Given request
In the following material, identify every line holding the string "other" and return it.

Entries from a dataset
#####

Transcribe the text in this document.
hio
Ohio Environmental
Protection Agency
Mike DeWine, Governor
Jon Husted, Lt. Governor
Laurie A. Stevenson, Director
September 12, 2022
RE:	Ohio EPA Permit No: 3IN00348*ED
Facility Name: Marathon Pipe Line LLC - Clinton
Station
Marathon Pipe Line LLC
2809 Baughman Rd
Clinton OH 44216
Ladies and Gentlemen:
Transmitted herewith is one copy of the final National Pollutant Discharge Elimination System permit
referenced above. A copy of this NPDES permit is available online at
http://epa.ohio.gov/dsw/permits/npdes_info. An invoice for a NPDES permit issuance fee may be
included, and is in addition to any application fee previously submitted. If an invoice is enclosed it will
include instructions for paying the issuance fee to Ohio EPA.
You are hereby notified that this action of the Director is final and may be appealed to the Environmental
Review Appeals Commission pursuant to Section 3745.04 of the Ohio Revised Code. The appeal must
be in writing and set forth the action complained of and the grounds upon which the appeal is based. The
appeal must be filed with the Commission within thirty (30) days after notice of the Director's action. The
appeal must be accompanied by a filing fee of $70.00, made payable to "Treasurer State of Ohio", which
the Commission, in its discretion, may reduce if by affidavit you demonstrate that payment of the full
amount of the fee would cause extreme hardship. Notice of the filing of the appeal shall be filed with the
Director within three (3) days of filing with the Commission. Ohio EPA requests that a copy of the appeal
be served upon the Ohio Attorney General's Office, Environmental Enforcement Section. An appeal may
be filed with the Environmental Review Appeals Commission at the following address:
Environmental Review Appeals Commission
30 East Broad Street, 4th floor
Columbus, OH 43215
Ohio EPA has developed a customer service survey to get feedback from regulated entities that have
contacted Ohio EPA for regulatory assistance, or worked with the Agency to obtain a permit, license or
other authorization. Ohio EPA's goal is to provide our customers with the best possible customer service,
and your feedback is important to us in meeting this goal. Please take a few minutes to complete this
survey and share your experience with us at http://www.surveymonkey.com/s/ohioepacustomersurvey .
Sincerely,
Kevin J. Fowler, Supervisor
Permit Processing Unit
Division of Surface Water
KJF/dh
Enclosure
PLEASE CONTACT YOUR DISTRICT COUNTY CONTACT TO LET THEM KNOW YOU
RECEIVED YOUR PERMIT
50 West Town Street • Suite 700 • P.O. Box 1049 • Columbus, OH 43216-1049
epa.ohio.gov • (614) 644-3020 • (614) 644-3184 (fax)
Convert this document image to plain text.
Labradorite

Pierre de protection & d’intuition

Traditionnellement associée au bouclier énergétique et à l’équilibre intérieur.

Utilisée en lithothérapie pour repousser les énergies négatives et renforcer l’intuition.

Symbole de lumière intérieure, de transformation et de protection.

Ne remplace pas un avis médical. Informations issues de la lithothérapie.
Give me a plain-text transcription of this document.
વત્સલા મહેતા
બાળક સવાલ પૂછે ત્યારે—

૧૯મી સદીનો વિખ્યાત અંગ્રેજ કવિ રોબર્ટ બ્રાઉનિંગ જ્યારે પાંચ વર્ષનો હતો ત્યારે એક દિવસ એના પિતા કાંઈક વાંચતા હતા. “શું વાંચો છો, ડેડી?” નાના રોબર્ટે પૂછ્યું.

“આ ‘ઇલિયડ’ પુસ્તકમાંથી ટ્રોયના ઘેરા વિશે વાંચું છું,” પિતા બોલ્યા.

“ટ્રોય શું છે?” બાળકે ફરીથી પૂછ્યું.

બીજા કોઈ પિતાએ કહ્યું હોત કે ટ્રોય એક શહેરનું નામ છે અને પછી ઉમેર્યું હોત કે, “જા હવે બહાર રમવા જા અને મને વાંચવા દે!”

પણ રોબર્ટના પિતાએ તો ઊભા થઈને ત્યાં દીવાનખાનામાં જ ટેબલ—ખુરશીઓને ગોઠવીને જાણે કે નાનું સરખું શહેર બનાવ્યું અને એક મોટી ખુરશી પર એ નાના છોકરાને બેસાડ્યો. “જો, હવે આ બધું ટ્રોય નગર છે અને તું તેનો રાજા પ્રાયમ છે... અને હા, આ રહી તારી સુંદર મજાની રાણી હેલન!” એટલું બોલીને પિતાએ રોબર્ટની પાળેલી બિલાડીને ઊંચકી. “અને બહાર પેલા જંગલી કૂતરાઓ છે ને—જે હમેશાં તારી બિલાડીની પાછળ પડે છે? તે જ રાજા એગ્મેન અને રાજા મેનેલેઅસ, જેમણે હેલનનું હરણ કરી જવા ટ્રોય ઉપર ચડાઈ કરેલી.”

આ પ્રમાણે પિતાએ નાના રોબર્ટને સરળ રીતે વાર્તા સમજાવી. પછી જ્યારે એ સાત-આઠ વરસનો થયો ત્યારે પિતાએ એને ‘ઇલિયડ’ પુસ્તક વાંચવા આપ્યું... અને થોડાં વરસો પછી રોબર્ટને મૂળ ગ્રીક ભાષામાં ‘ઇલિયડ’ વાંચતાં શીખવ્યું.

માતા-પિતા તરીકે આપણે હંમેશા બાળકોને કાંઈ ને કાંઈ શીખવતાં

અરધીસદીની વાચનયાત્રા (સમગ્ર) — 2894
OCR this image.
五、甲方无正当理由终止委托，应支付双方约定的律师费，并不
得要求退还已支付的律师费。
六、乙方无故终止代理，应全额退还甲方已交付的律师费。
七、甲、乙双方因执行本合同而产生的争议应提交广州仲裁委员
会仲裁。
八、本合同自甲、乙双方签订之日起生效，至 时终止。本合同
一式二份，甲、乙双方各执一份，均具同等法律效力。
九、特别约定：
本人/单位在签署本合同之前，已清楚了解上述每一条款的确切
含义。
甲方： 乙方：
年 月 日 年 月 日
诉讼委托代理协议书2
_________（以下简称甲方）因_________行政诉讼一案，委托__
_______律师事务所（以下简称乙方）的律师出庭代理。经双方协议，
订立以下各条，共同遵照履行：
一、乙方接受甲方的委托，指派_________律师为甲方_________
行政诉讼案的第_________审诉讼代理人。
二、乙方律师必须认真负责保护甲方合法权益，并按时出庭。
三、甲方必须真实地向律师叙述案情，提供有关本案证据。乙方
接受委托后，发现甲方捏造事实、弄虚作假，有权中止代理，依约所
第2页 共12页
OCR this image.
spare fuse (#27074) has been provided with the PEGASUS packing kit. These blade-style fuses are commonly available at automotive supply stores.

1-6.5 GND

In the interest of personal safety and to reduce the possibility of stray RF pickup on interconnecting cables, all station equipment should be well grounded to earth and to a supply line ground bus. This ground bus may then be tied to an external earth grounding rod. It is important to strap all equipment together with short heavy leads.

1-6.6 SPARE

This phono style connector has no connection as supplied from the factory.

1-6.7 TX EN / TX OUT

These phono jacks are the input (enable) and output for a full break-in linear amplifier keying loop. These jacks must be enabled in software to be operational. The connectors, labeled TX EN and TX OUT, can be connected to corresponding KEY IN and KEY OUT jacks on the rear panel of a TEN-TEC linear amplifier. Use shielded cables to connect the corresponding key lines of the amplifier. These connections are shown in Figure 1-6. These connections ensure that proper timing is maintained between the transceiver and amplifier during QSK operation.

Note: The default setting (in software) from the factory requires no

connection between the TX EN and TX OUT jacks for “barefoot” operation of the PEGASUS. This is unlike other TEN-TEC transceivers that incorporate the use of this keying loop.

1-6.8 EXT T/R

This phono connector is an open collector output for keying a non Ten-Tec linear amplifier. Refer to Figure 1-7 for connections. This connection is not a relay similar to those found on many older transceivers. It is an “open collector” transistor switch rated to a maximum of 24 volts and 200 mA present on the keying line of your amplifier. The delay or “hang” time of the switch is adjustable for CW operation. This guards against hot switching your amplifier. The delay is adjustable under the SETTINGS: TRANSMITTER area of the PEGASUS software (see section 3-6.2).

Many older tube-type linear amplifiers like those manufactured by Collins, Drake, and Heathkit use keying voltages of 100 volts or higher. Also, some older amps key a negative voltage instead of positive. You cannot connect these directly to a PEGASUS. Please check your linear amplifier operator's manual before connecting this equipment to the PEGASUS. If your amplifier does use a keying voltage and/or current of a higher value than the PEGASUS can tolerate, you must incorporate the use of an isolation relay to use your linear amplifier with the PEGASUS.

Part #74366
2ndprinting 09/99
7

#####

Task answer
other authorization. Ohio EPA's goal is to provide our customers with the best possible customer service,
connection between the TX EN and TX OUT jacks for “barefoot” operation of the PEGASUS. This is unlike other TEN-TEC transceivers that incorporate the use of this keying loop.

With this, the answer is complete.